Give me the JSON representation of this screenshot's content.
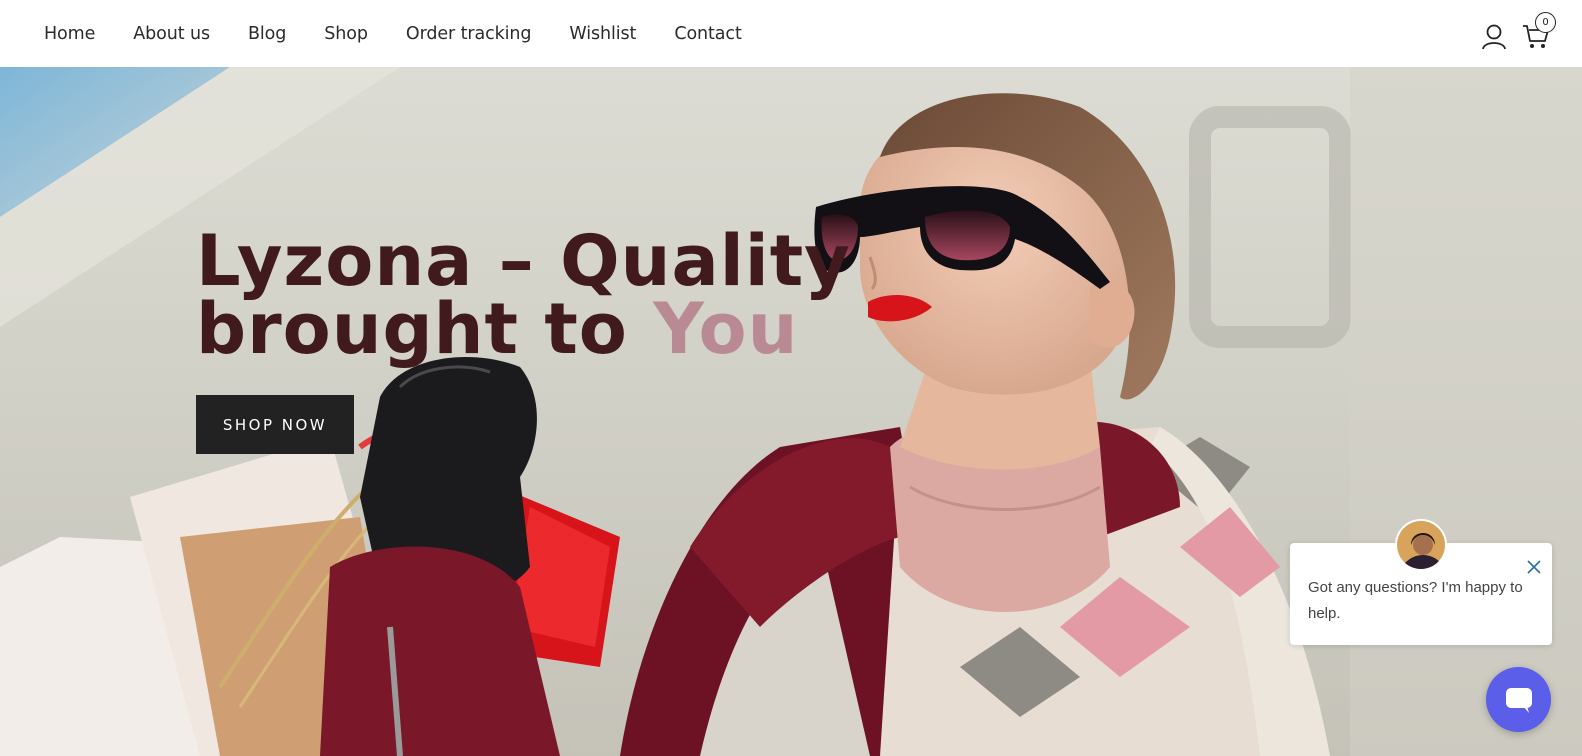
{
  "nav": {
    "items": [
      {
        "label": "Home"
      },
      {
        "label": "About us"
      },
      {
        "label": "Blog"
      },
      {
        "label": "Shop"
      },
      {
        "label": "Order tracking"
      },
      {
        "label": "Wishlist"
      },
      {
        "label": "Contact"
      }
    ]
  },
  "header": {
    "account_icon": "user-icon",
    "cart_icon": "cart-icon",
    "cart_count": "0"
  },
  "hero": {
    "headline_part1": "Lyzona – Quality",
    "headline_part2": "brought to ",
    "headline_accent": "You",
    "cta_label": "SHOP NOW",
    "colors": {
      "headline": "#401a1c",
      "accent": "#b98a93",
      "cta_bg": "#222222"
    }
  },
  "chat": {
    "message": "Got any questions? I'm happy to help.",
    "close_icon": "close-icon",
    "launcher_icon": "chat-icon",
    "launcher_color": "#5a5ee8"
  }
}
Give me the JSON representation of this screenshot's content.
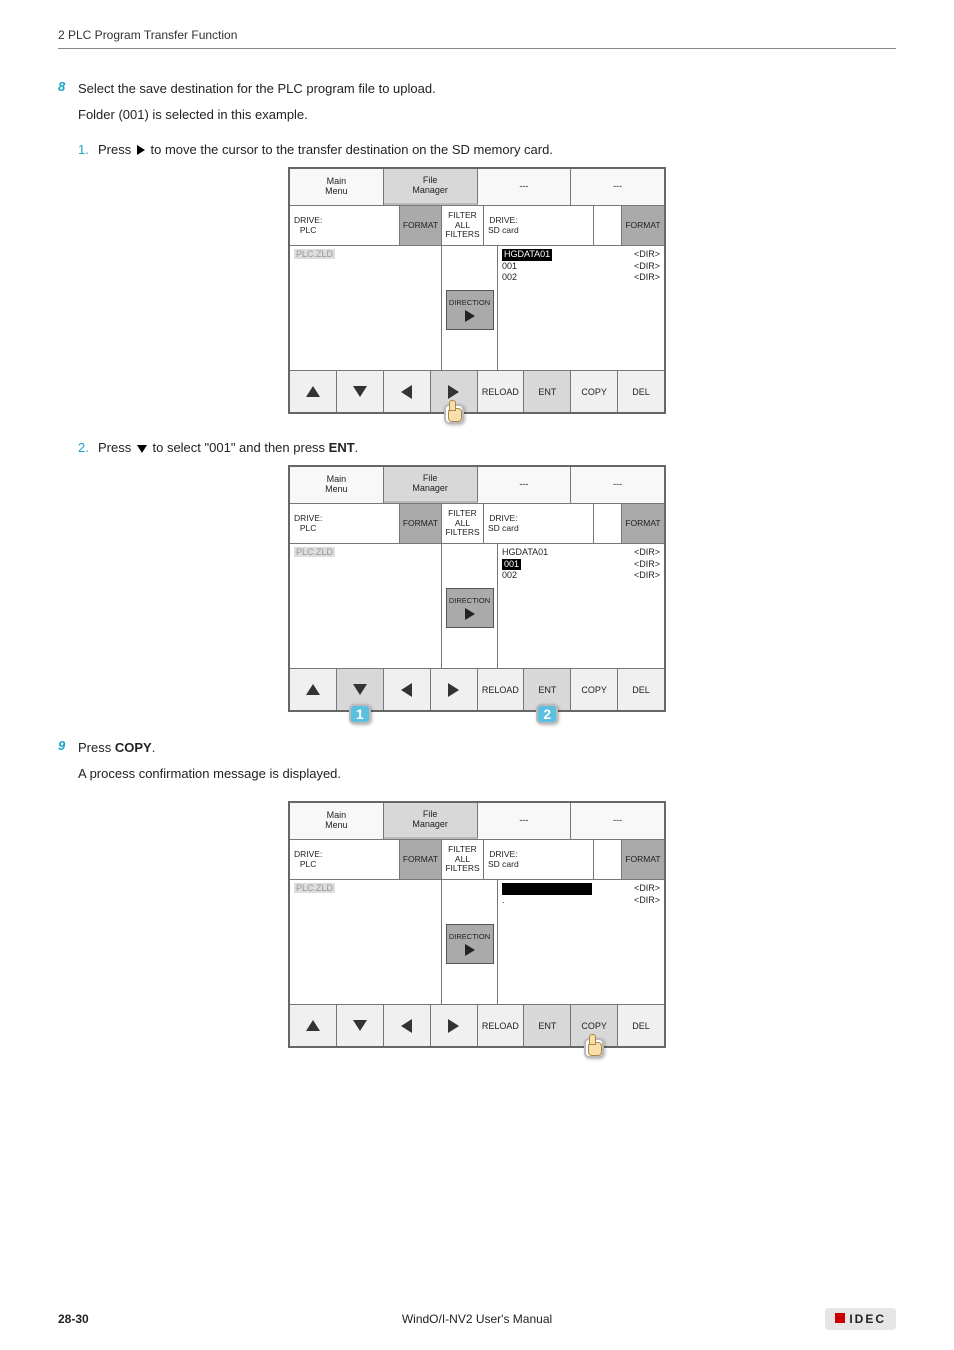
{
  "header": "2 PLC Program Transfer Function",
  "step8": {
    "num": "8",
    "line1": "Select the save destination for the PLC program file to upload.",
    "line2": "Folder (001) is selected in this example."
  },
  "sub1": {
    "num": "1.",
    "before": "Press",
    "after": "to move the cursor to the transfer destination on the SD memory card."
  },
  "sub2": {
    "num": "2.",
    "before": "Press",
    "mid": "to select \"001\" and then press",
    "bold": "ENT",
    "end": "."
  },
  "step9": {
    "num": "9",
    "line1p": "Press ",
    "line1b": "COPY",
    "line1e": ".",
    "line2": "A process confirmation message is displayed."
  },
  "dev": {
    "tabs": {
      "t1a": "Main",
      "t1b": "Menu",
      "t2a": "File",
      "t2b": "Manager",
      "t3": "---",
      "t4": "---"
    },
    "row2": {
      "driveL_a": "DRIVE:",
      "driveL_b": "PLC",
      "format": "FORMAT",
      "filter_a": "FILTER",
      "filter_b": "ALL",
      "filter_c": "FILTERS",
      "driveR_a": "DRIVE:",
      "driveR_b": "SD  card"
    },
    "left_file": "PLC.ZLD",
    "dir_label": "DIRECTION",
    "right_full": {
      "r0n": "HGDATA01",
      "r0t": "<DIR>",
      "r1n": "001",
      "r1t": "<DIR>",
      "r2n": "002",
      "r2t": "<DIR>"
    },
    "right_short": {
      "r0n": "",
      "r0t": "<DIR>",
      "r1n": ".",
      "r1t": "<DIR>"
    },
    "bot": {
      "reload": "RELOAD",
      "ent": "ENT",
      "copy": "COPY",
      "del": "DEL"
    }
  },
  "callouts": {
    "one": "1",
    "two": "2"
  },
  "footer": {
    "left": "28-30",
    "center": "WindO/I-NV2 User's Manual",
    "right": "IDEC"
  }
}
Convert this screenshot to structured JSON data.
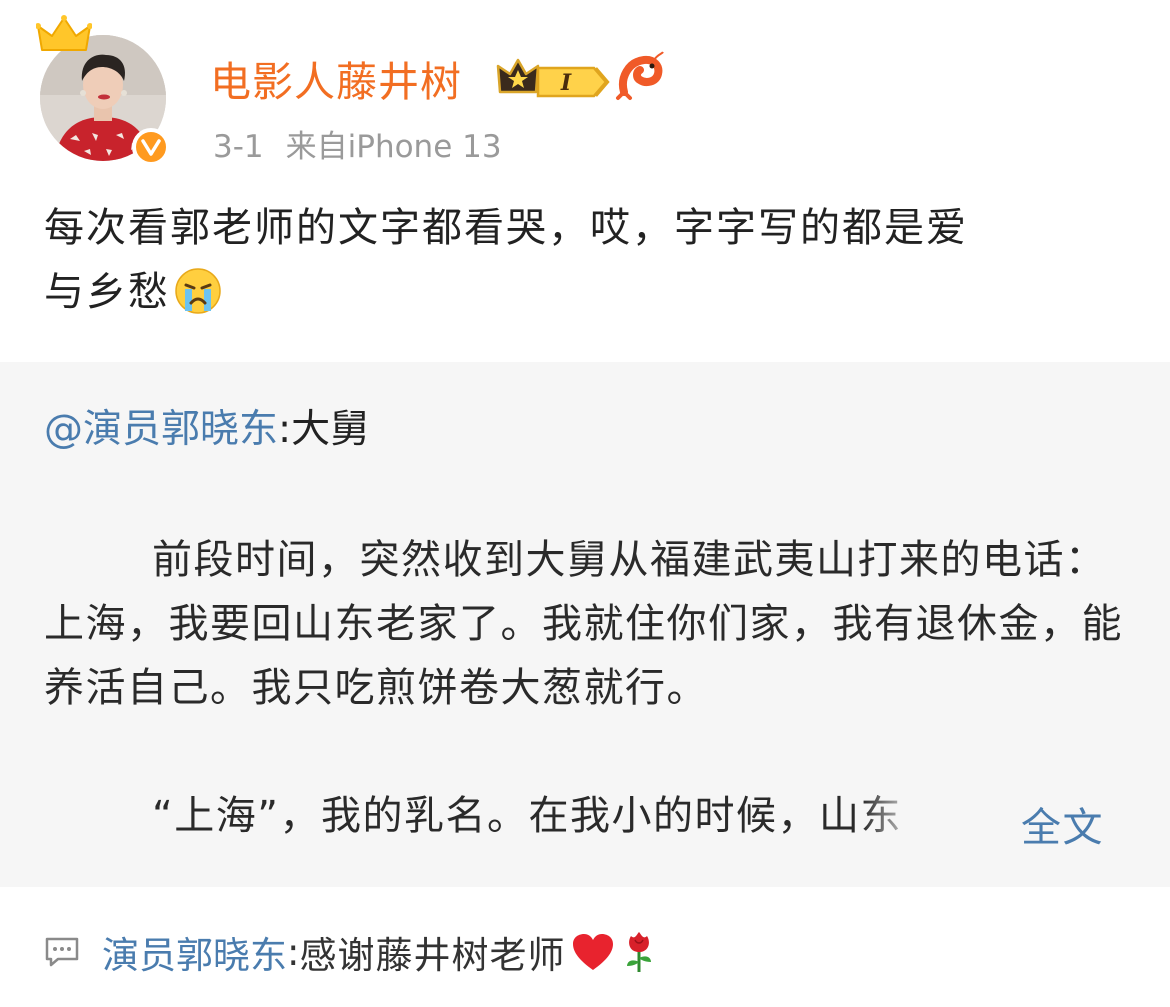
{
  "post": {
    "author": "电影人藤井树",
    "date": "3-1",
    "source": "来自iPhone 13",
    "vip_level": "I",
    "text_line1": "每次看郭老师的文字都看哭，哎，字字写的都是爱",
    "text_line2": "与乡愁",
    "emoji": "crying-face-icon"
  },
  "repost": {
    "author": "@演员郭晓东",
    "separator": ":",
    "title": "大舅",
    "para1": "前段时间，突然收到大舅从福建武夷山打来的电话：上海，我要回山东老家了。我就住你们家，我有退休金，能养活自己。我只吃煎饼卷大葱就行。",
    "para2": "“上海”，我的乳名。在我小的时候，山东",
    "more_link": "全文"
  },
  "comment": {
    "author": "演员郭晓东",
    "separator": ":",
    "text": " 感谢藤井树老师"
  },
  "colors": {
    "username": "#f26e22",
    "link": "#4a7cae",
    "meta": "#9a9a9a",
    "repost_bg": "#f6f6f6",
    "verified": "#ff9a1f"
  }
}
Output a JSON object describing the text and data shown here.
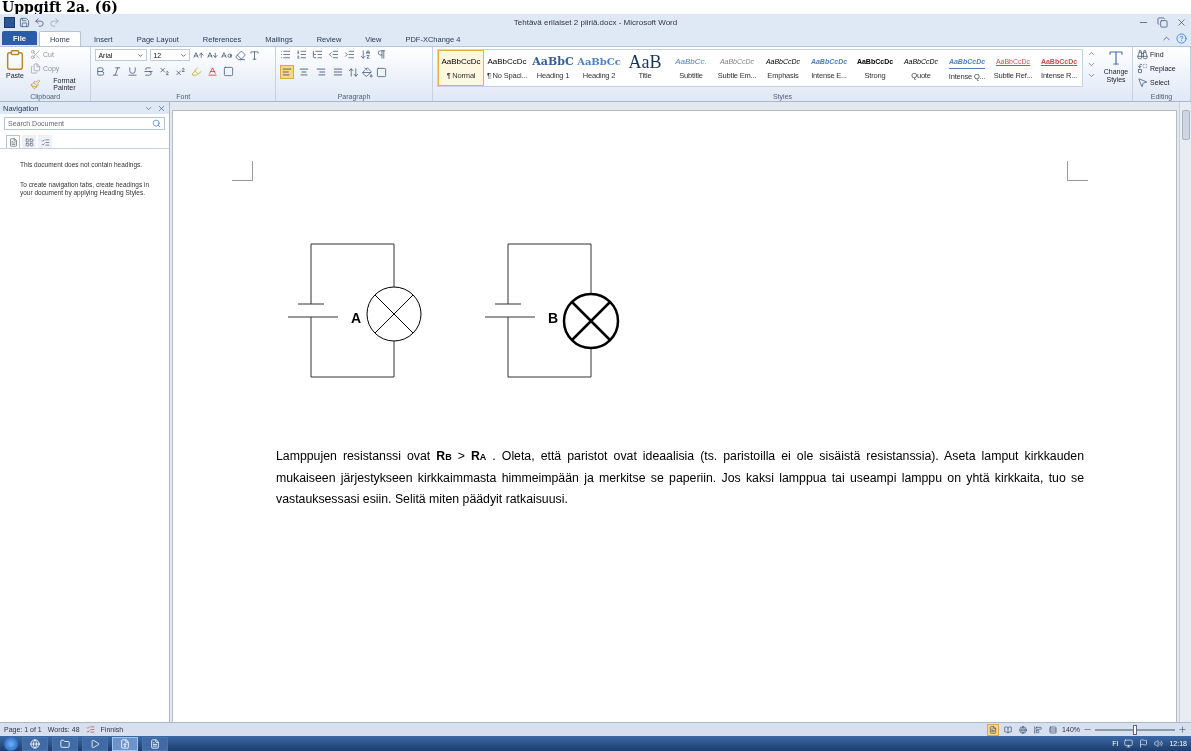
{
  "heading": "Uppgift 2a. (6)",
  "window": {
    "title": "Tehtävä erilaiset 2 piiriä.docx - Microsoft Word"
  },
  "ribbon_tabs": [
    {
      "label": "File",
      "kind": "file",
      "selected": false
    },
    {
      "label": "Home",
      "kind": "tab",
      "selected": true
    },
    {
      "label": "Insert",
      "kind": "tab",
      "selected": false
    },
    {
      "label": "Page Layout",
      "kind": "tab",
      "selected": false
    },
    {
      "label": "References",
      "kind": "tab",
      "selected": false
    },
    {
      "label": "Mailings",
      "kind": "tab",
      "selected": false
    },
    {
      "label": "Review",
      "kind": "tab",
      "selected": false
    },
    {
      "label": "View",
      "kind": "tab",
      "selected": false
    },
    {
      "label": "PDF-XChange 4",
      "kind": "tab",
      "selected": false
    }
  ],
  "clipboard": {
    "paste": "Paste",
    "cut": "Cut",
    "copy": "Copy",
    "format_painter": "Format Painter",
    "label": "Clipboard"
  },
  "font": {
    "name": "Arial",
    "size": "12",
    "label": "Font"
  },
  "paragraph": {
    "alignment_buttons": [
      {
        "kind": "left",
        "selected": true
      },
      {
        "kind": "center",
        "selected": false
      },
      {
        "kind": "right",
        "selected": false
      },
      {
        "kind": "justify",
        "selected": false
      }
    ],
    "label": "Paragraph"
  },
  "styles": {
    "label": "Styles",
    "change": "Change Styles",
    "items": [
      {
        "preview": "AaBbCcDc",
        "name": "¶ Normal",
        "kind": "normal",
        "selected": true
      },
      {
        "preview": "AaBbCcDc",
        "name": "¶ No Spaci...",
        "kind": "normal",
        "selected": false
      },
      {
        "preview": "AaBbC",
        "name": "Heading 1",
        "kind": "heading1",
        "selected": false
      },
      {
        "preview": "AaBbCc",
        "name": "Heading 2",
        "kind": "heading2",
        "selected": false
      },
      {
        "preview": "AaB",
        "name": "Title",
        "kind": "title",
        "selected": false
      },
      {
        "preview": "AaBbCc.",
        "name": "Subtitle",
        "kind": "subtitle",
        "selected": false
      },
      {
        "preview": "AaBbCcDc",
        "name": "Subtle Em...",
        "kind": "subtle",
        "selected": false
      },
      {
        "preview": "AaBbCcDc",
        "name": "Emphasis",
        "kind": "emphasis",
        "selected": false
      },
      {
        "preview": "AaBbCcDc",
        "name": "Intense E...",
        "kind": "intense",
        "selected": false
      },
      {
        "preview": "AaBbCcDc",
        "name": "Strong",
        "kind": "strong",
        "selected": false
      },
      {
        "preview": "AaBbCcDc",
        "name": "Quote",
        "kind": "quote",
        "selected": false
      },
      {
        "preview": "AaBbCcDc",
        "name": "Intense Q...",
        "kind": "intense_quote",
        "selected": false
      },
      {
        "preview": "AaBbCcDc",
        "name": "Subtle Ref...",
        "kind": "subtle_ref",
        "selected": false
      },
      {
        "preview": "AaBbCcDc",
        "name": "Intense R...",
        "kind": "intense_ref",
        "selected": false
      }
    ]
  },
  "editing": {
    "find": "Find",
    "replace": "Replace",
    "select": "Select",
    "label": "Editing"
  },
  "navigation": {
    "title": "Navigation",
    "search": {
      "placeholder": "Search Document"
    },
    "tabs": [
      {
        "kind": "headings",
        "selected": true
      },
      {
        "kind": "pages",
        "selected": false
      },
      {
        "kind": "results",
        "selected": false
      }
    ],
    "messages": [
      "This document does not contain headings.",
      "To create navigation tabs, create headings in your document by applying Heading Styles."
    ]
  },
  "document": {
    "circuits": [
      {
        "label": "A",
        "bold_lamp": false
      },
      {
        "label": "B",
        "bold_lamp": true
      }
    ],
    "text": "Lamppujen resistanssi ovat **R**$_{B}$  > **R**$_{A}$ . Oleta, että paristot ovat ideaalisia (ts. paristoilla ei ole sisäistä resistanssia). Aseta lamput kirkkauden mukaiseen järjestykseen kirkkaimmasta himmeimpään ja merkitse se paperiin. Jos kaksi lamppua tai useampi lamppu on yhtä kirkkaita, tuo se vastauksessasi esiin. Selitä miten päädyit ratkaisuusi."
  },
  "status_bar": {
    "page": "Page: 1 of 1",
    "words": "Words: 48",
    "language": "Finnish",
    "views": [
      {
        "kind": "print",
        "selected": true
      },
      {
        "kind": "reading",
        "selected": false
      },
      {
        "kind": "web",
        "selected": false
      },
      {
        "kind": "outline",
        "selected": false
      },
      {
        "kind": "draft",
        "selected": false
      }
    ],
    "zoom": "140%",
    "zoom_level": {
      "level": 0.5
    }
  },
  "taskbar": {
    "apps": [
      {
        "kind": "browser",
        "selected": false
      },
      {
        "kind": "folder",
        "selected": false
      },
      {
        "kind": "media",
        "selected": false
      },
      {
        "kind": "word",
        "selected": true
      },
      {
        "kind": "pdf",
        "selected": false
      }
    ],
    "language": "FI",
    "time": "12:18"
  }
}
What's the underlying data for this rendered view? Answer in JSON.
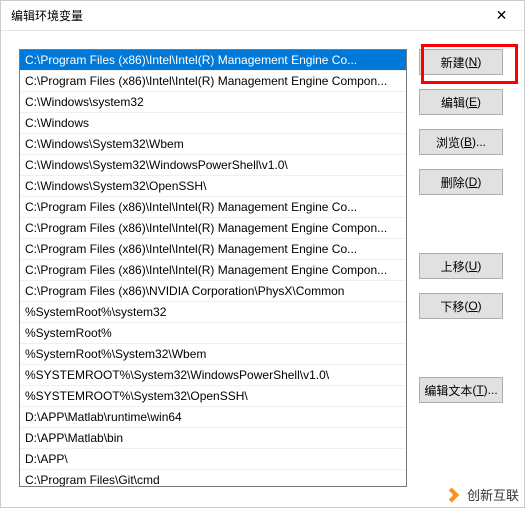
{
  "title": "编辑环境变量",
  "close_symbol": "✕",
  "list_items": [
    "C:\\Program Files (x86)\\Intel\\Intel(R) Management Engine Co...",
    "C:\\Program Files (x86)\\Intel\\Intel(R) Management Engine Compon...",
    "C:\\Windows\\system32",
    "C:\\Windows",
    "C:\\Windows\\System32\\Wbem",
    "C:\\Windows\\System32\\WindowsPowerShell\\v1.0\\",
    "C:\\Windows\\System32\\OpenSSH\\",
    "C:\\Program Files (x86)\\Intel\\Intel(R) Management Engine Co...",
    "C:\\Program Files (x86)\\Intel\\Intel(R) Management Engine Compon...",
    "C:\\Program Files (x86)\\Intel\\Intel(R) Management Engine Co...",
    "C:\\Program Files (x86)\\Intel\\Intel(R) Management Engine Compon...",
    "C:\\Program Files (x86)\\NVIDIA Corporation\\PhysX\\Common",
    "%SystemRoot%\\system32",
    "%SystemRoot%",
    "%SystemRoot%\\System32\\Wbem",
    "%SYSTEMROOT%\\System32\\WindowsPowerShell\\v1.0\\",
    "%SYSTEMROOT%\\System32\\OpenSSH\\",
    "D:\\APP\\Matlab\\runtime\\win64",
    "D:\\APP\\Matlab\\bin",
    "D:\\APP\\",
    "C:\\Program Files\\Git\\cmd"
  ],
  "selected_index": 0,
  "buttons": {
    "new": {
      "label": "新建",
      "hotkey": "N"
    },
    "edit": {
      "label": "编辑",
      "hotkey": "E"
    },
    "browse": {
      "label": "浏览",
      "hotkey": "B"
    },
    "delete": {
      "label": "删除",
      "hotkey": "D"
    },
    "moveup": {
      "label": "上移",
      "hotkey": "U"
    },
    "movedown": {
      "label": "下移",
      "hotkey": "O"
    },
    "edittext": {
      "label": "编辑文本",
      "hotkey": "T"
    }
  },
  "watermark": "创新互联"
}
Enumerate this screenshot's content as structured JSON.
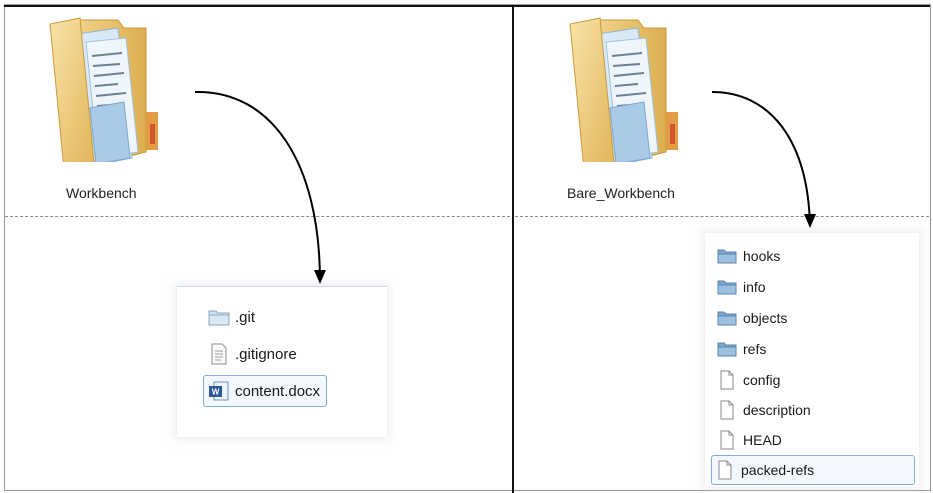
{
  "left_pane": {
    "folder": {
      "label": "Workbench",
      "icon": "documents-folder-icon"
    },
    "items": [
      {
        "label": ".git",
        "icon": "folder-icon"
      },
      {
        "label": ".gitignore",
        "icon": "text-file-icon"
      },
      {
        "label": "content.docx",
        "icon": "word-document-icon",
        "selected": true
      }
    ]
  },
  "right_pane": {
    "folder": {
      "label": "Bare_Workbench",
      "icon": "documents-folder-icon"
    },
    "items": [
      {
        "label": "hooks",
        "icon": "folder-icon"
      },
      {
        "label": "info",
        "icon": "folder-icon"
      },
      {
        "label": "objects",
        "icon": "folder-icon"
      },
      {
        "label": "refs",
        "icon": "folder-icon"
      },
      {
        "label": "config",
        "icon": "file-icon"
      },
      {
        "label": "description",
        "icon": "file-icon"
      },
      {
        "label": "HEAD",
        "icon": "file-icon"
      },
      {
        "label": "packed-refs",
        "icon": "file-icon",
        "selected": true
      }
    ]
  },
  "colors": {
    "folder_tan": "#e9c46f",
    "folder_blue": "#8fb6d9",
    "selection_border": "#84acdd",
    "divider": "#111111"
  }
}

[Given problem] Give back, word for word, the lines from the line that contains "Enumerate this screenshot's" through the last line of the records, with no pictures and nothing else.

[Response to this task]
Enumerate this screenshot's content as structured JSON.
{
  "left_pane": {
    "folder": {
      "label": "Workbench",
      "icon": "documents-folder-icon"
    },
    "items": [
      {
        "label": ".git",
        "icon": "folder-icon"
      },
      {
        "label": ".gitignore",
        "icon": "text-file-icon"
      },
      {
        "label": "content.docx",
        "icon": "word-document-icon",
        "selected": true
      }
    ]
  },
  "right_pane": {
    "folder": {
      "label": "Bare_Workbench",
      "icon": "documents-folder-icon"
    },
    "items": [
      {
        "label": "hooks",
        "icon": "folder-icon"
      },
      {
        "label": "info",
        "icon": "folder-icon"
      },
      {
        "label": "objects",
        "icon": "folder-icon"
      },
      {
        "label": "refs",
        "icon": "folder-icon"
      },
      {
        "label": "config",
        "icon": "file-icon"
      },
      {
        "label": "description",
        "icon": "file-icon"
      },
      {
        "label": "HEAD",
        "icon": "file-icon"
      },
      {
        "label": "packed-refs",
        "icon": "file-icon",
        "selected": true
      }
    ]
  },
  "colors": {
    "folder_tan": "#e9c46f",
    "folder_blue": "#8fb6d9",
    "selection_border": "#84acdd",
    "divider": "#111111"
  }
}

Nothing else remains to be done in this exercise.